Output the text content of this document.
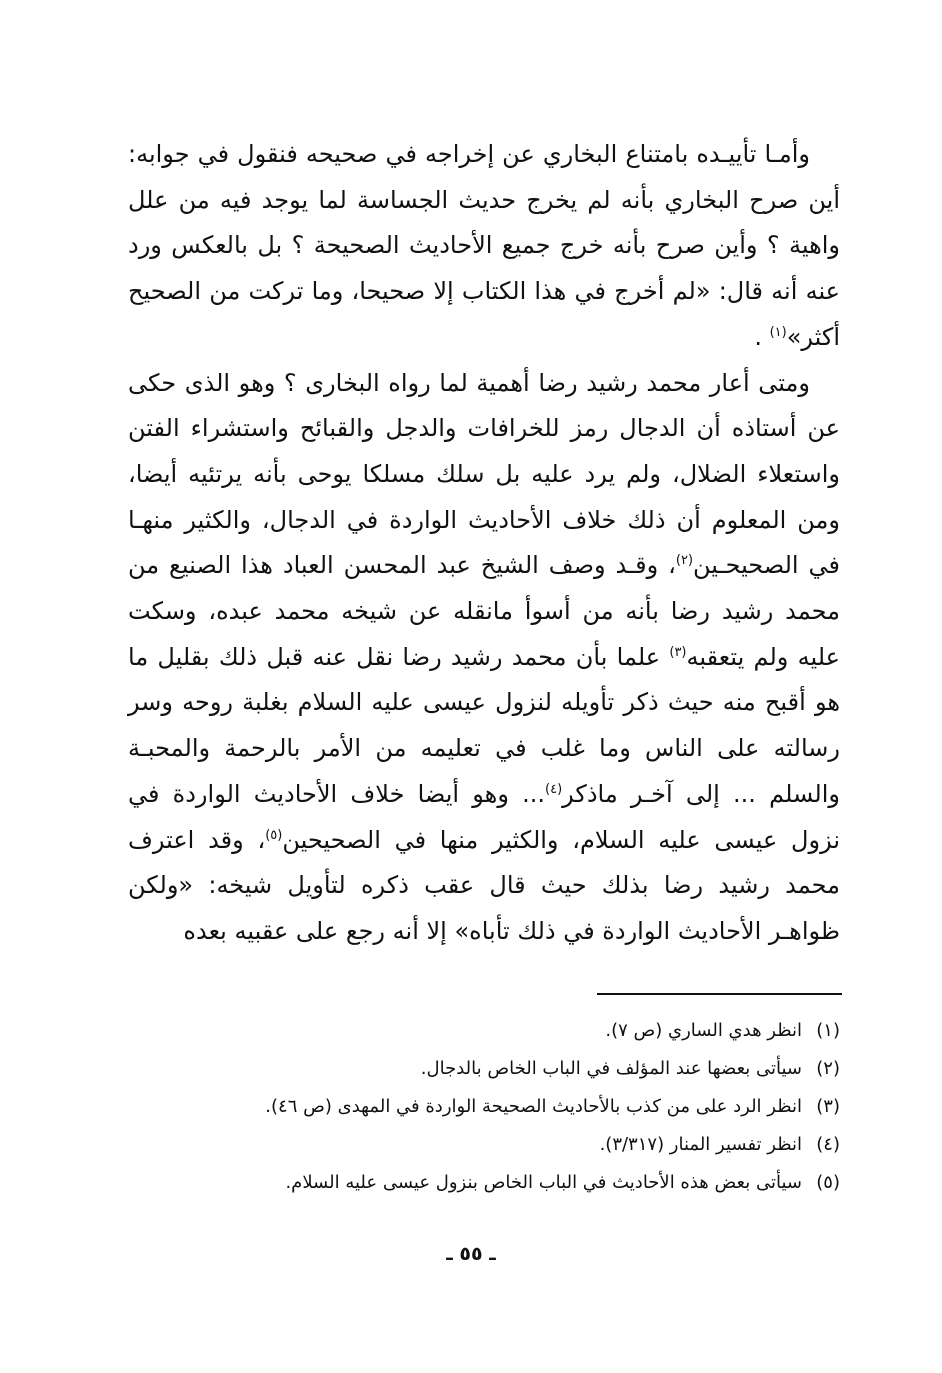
وأمـا تأييـده بامتناع البخاري عن إخراجه في صحيحه فنقول في جوابه: أين صرح البخاري بأنه لم يخرج حديث الجساسة لما يوجد فيه من علل واهية ؟ وأين صرح بأنه خرج جميع الأحاديث الصحيحة ؟ بل بالعكس ورد عنه أنه قال: «لم أخرج في هذا الكتاب إلا صحيحا، وما تركت من الصحيح أكثر»$^{(١)}$ .

ومتى أعار محمد رشيد رضا أهمية لما رواه البخارى ؟ وهو الذى حكى عن أستاذه أن الدجال رمز للخرافات والدجل والقبائح واستشراء الفتن واستعلاء الضلال، ولم يرد عليه بل سلك مسلكا يوحى بأنه يرتئيه أيضا، ومن المعلوم أن ذلك خلاف الأحاديث الواردة في الدجال، والكثير منهـا في الصحيحـين$^{(٢)}$، وقـد وصف الشيخ عبد المحسن العباد هذا الصنيع من محمد رشيد رضا بأنه من أسوأ مانقله عن شيخه محمد عبده، وسكت عليه ولم يتعقبه$^{(٣)}$ علما بأن محمد رشيد رضا نقل عنه قبل ذلك بقليل ما هو أقبح منه حيث ذكر تأويله لنزول عيسى عليه السلام بغلبة روحه وسر رسالته على الناس وما غلب في تعليمه من الأمر بالرحمة والمحبـة والسلم ... إلى آخـر ماذكر$^{(٤)}$... وهو أيضا خلاف الأحاديث الواردة في نزول عيسى عليه السلام، والكثير منها في الصحيحين$^{(٥)}$، وقد اعترف محمد رشيد رضا بذلك حيث قال عقب ذكره لتأويل شيخه: «ولكن ظواهـر الأحاديث الواردة في ذلك تأباه» إلا أنه رجع على عقبيه بعده

(١)
انظر هدي الساري (ص ٧).
(٢)
سيأتى بعضها عند المؤلف في الباب الخاص بالدجال.
(٣)
انظر الرد على من كذب بالأحاديث الصحيحة الواردة في المهدى (ص ٤٦).
(٤)
انظر تفسير المنار (٣/٣١٧).
(٥)
سيأتى بعض هذه الأحاديث في الباب الخاص بنزول عيسى عليه السلام.
ـ ٥٥ ـ
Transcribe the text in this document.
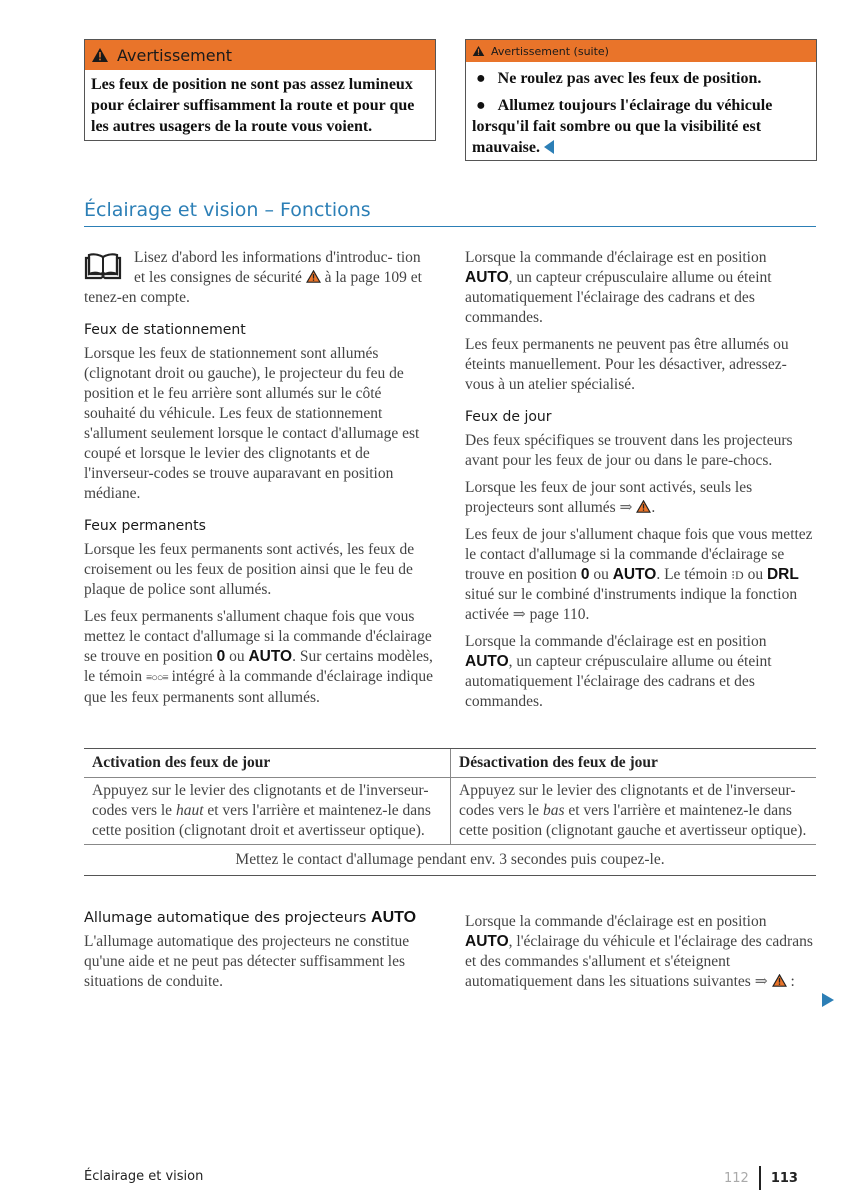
Avertissement
Les feux de position ne sont pas assez lumineux pour éclairer suffisamment la route et pour que les autres usagers de la route vous voient.
Avertissement (suite)

● Ne roulez pas avec les feux de position.

● Allumez toujours l'éclairage du véhicule lorsqu'il fait sombre ou que la visibilité est mauvaise.

Éclairage et vision – Fonctions

Lisez d'abord les informations d'introduc- tion et les consignes de sécurité à la page 109 et tenez-en compte.

Feux de stationnement

Lorsque les feux de stationnement sont allumés (clignotant droit ou gauche), le projecteur du feu de position et le feu arrière sont allumés sur le côté souhaité du véhicule. Les feux de stationnement s'allument seulement lorsque le contact d'allumage est coupé et lorsque le levier des clignotants et de l'inverseur-codes se trouve auparavant en position médiane.

Feux permanents

Lorsque les feux permanents sont activés, les feux de croisement ou les feux de position ainsi que le feu de plaque de police sont allumés.

Les feux permanents s'allument chaque fois que vous mettez le contact d'allumage si la commande d'éclairage se trouve en position 0 ou AUTO. Sur certains modèles, le témoin ≡○○≡ intégré à la commande d'éclairage indique que les feux permanents sont allumés.

Lorsque la commande d'éclairage est en position AUTO, un capteur crépusculaire allume ou éteint automatiquement l'éclairage des cadrans et des commandes.

Les feux permanents ne peuvent pas être allumés ou éteints manuellement. Pour les désactiver, adressez-vous à un atelier spécialisé.

Feux de jour

Des feux spécifiques se trouvent dans les projecteurs avant pour les feux de jour ou dans le pare-chocs.

Lorsque les feux de jour sont activés, seuls les projecteurs sont allumés ⇒ .

Les feux de jour s'allument chaque fois que vous mettez le contact d'allumage si la commande d'éclairage se trouve en position 0 ou AUTO. Le témoin ⁝D ou DRL situé sur le combiné d'instruments indique la fonction activée ⇒ page 110.

Lorsque la commande d'éclairage est en position AUTO, un capteur crépusculaire allume ou éteint automatiquement l'éclairage des cadrans et des commandes.

Activation des feux de jour	Désactivation des feux de jour
Appuyez sur le levier des clignotants et de l'inverseur-codes vers le haut et vers l'arrière et maintenez-le dans cette position (clignotant droit et avertisseur optique).
Appuyez sur le levier des clignotants et de l'inverseur-codes vers le bas et vers l'arrière et maintenez-le dans cette position (clignotant gauche et avertisseur optique).
Mettez le contact d'allumage pendant env. 3 secondes puis coupez-le.
Allumage automatique des projecteurs AUTO

L'allumage automatique des projecteurs ne constitue qu'une aide et ne peut pas détecter suffisamment les situations de conduite.

Lorsque la commande d'éclairage est en position AUTO, l'éclairage du véhicule et l'éclairage des cadrans et des commandes s'allument et s'éteignent automatiquement dans les situations suivantes ⇒ :

Éclairage et vision	112 113
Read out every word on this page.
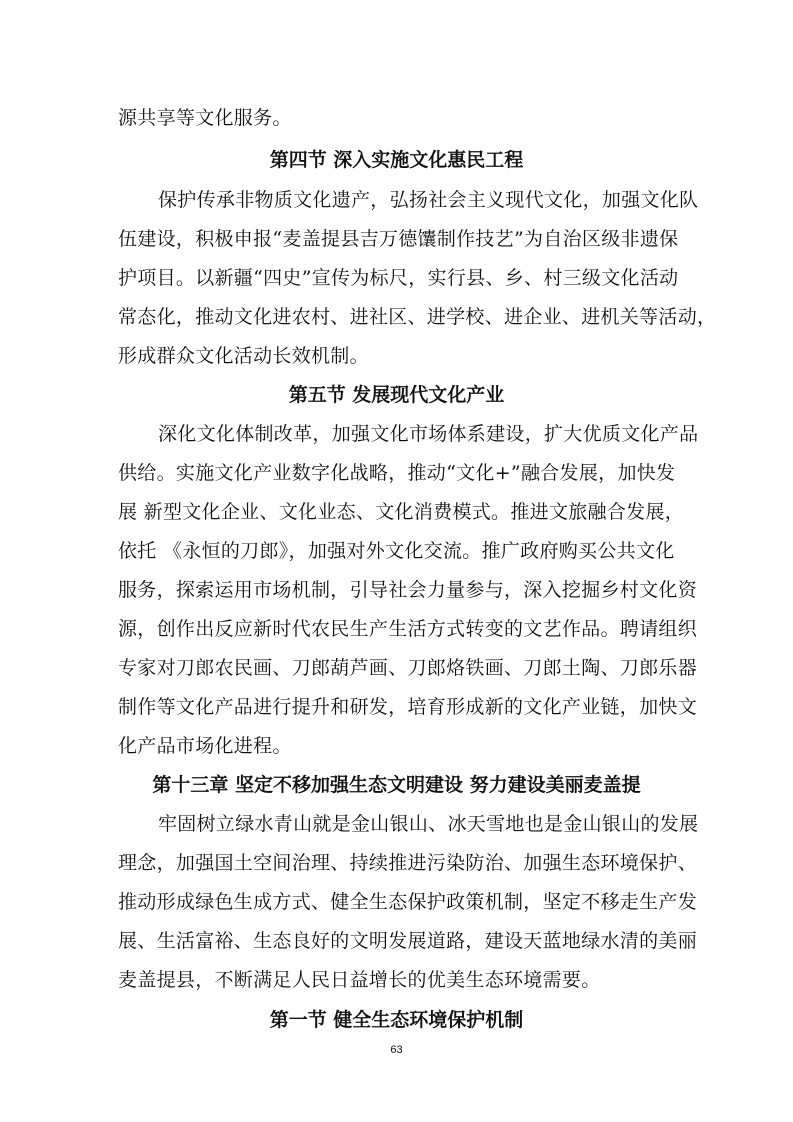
源共享等文化服务。
第四节 深入实施文化惠民工程
保护传承非物质文化遗产，弘扬社会主义现代文化，加强文化队
伍建设，积极申报“麦盖提县吉万德馕制作技艺”为自治区级非遗保
护项目。以新疆“四史”宣传为标尺，实行县、乡、村三级文化活动
常态化，推动文化进农村、进社区、进学校、进企业、进机关等活动，
形成群众文化活动长效机制。
第五节 发展现代文化产业
深化文化体制改革，加强文化市场体系建设，扩大优质文化产品
供给。实施文化产业数字化战略，推动“文化+”融合发展，加快发
展 新型文化企业、文化业态、文化消费模式。推进文旅融合发展，
依托 《永恒的刀郎》，加强对外文化交流。推广政府购买公共文化
服务，探索运用市场机制，引导社会力量参与，深入挖掘乡村文化资
源，创作出反应新时代农民生产生活方式转变的文艺作品。聘请组织
专家对刀郎农民画、刀郎葫芦画、刀郎烙铁画、刀郎土陶、刀郎乐器
制作等文化产品进行提升和研发，培育形成新的文化产业链，加快文
化产品市场化进程。
第十三章 坚定不移加强生态文明建设 努力建设美丽麦盖提
牢固树立绿水青山就是金山银山、冰天雪地也是金山银山的发展
理念，加强国土空间治理、持续推进污染防治、加强生态环境保护、
推动形成绿色生成方式、健全生态保护政策机制，坚定不移走生产发
展、生活富裕、生态良好的文明发展道路，建设天蓝地绿水清的美丽
麦盖提县，不断满足人民日益增长的优美生态环境需要。
第一节 健全生态环境保护机制
63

§ Work to be completed
Return every line above that contains the word "permanents".

§ Exercise response
Feux permanents
Lorsque les feux permanents sont activés, les feux de croisement ou les feux de position ainsi que le feu de plaque de police sont allumés.
Les feux permanents s'allument chaque fois que vous mettez le contact d'allumage si la commande d'éclairage se trouve en position 0 ou AUTO. Sur certains modèles, le témoin ≡○○≡ intégré à la commande d'éclairage indique que les feux permanents sont allumés.
Les feux permanents ne peuvent pas être allumés ou éteints manuellement. Pour les désactiver, adressez-vous à un atelier spécialisé.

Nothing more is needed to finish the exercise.